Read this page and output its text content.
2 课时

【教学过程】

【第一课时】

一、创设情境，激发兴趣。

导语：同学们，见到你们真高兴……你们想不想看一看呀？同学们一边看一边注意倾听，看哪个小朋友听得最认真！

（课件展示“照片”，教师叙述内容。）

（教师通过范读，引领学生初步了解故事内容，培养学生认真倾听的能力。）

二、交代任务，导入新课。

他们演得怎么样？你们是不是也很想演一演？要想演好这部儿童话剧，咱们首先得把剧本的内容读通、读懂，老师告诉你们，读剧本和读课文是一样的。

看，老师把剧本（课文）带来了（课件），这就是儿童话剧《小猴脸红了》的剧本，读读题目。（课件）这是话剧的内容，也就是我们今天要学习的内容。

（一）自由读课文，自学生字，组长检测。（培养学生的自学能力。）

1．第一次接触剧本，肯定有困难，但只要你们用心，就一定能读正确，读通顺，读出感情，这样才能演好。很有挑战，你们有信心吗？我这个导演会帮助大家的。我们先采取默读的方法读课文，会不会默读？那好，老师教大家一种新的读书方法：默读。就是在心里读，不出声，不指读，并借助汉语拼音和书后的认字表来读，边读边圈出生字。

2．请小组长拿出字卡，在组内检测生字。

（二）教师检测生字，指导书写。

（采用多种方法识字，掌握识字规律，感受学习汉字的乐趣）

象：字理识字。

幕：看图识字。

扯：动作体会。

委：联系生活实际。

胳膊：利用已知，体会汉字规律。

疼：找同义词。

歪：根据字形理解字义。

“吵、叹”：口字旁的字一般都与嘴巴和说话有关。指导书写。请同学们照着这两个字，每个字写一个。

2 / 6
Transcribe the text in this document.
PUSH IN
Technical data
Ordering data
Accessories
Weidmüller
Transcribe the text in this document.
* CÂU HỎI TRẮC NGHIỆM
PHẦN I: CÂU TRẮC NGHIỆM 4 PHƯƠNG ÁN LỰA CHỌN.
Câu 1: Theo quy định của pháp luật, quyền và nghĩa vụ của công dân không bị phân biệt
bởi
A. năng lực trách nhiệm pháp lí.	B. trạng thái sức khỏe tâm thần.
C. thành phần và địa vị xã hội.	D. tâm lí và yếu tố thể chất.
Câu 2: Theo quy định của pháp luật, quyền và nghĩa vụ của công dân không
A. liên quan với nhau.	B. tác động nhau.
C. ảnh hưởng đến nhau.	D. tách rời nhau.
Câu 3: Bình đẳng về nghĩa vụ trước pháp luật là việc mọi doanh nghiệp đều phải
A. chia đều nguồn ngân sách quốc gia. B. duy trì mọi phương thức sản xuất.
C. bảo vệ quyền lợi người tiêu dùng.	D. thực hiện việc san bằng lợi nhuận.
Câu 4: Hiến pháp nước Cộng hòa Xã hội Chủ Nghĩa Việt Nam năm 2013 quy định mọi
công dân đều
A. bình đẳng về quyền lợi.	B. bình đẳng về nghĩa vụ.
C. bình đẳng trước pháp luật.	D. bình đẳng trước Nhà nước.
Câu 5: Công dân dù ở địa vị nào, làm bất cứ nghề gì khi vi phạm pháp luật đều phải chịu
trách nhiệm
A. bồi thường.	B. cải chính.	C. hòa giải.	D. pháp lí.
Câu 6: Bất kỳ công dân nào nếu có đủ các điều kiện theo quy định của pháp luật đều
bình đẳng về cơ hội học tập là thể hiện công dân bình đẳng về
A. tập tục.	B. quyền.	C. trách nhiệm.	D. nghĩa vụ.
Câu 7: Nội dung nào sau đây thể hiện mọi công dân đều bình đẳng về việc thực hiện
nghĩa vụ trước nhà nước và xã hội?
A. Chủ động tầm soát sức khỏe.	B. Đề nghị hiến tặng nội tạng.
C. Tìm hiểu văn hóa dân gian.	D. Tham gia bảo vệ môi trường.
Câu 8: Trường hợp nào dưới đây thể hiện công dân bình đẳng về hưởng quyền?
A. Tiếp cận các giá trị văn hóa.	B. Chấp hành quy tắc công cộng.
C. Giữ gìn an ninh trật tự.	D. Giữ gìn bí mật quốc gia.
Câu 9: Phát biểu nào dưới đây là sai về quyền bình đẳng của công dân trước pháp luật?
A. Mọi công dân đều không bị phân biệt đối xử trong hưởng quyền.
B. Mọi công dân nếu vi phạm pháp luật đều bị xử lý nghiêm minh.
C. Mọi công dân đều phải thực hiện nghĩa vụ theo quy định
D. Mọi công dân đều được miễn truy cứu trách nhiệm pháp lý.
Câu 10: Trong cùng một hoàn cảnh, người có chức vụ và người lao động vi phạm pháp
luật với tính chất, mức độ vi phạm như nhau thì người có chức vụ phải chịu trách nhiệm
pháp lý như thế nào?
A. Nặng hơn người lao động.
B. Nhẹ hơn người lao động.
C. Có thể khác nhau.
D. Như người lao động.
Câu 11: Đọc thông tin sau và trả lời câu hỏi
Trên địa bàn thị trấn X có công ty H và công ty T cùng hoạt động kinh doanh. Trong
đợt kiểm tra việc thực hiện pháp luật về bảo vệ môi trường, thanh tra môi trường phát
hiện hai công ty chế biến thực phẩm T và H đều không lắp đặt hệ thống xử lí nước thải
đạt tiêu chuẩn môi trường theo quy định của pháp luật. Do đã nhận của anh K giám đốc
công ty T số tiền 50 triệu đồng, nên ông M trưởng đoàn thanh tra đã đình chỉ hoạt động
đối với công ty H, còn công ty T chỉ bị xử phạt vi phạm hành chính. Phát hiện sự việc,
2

______________________________

* _WORK TO COMPLETE_:
Retype the listing exactly, in full.

* _RESULT_:
Read this page and output its text content.
2 课时

【教学过程】

【第一课时】

一、创设情境，激发兴趣。

导语：同学们，见到你们真高兴……你们想不想看一看呀？同学们一边看一边注意倾听，看哪个小朋友听得最认真！

（课件展示“照片”，教师叙述内容。）

（教师通过范读，引领学生初步了解故事内容，培养学生认真倾听的能力。）

二、交代任务，导入新课。

他们演得怎么样？你们是不是也很想演一演？要想演好这部儿童话剧，咱们首先得把剧本的内容读通、读懂，老师告诉你们，读剧本和读课文是一样的。

看，老师把剧本（课文）带来了（课件），这就是儿童话剧《小猴脸红了》的剧本，读读题目。（课件）这是话剧的内容，也就是我们今天要学习的内容。

（一）自由读课文，自学生字，组长检测。（培养学生的自学能力。）

1．第一次接触剧本，肯定有困难，但只要你们用心，就一定能读正确，读通顺，读出感情，这样才能演好。很有挑战，你们有信心吗？我这个导演会帮助大家的。我们先采取默读的方法读课文，会不会默读？那好，老师教大家一种新的读书方法：默读。就是在心里读，不出声，不指读，并借助汉语拼音和书后的认字表来读，边读边圈出生字。

2．请小组长拿出字卡，在组内检测生字。

（二）教师检测生字，指导书写。

（采用多种方法识字，掌握识字规律，感受学习汉字的乐趣）

象：字理识字。

幕：看图识字。

扯：动作体会。

委：联系生活实际。

胳膊：利用已知，体会汉字规律。

疼：找同义词。

歪：根据字形理解字义。

“吵、叹”：口字旁的字一般都与嘴巴和说话有关。指导书写。请同学们照着这两个字，每个字写一个。

2 / 6
Transcribe the text in this document.
PUSH IN
Technical data
Ordering data
Accessories
Weidmüller
Transcribe the text in this document.
* CÂU HỎI TRẮC NGHIỆM
PHẦN I: CÂU TRẮC NGHIỆM 4 PHƯƠNG ÁN LỰA CHỌN.
Câu 1: Theo quy định của pháp luật, quyền và nghĩa vụ của công dân không bị phân biệt
bởi
A. năng lực trách nhiệm pháp lí.	B. trạng thái sức khỏe tâm thần.
C. thành phần và địa vị xã hội.	D. tâm lí và yếu tố thể chất.
Câu 2: Theo quy định của pháp luật, quyền và nghĩa vụ của công dân không
A. liên quan với nhau.	B. tác động nhau.
C. ảnh hưởng đến nhau.	D. tách rời nhau.
Câu 3: Bình đẳng về nghĩa vụ trước pháp luật là việc mọi doanh nghiệp đều phải
A. chia đều nguồn ngân sách quốc gia. B. duy trì mọi phương thức sản xuất.
C. bảo vệ quyền lợi người tiêu dùng.	D. thực hiện việc san bằng lợi nhuận.
Câu 4: Hiến pháp nước Cộng hòa Xã hội Chủ Nghĩa Việt Nam năm 2013 quy định mọi
công dân đều
A. bình đẳng về quyền lợi.	B. bình đẳng về nghĩa vụ.
C. bình đẳng trước pháp luật.	D. bình đẳng trước Nhà nước.
Câu 5: Công dân dù ở địa vị nào, làm bất cứ nghề gì khi vi phạm pháp luật đều phải chịu
trách nhiệm
A. bồi thường.	B. cải chính.	C. hòa giải.	D. pháp lí.
Câu 6: Bất kỳ công dân nào nếu có đủ các điều kiện theo quy định của pháp luật đều
bình đẳng về cơ hội học tập là thể hiện công dân bình đẳng về
A. tập tục.	B. quyền.	C. trách nhiệm.	D. nghĩa vụ.
Câu 7: Nội dung nào sau đây thể hiện mọi công dân đều bình đẳng về việc thực hiện
nghĩa vụ trước nhà nước và xã hội?
A. Chủ động tầm soát sức khỏe.	B. Đề nghị hiến tặng nội tạng.
C. Tìm hiểu văn hóa dân gian.	D. Tham gia bảo vệ môi trường.
Câu 8: Trường hợp nào dưới đây thể hiện công dân bình đẳng về hưởng quyền?
A. Tiếp cận các giá trị văn hóa.	B. Chấp hành quy tắc công cộng.
C. Giữ gìn an ninh trật tự.	D. Giữ gìn bí mật quốc gia.
Câu 9: Phát biểu nào dưới đây là sai về quyền bình đẳng của công dân trước pháp luật?
A. Mọi công dân đều không bị phân biệt đối xử trong hưởng quyền.
B. Mọi công dân nếu vi phạm pháp luật đều bị xử lý nghiêm minh.
C. Mọi công dân đều phải thực hiện nghĩa vụ theo quy định
D. Mọi công dân đều được miễn truy cứu trách nhiệm pháp lý.
Câu 10: Trong cùng một hoàn cảnh, người có chức vụ và người lao động vi phạm pháp
luật với tính chất, mức độ vi phạm như nhau thì người có chức vụ phải chịu trách nhiệm
pháp lý như thế nào?
A. Nặng hơn người lao động.
B. Nhẹ hơn người lao động.
C. Có thể khác nhau.
D. Như người lao động.
Câu 11: Đọc thông tin sau và trả lời câu hỏi
Trên địa bàn thị trấn X có công ty H và công ty T cùng hoạt động kinh doanh. Trong
đợt kiểm tra việc thực hiện pháp luật về bảo vệ môi trường, thanh tra môi trường phát
hiện hai công ty chế biến thực phẩm T và H đều không lắp đặt hệ thống xử lí nước thải
đạt tiêu chuẩn môi trường theo quy định của pháp luật. Do đã nhận của anh K giám đốc
công ty T số tiền 50 triệu đồng, nên ông M trưởng đoàn thanh tra đã đình chỉ hoạt động
đối với công ty H, còn công ty T chỉ bị xử phạt vi phạm hành chính. Phát hiện sự việc,
2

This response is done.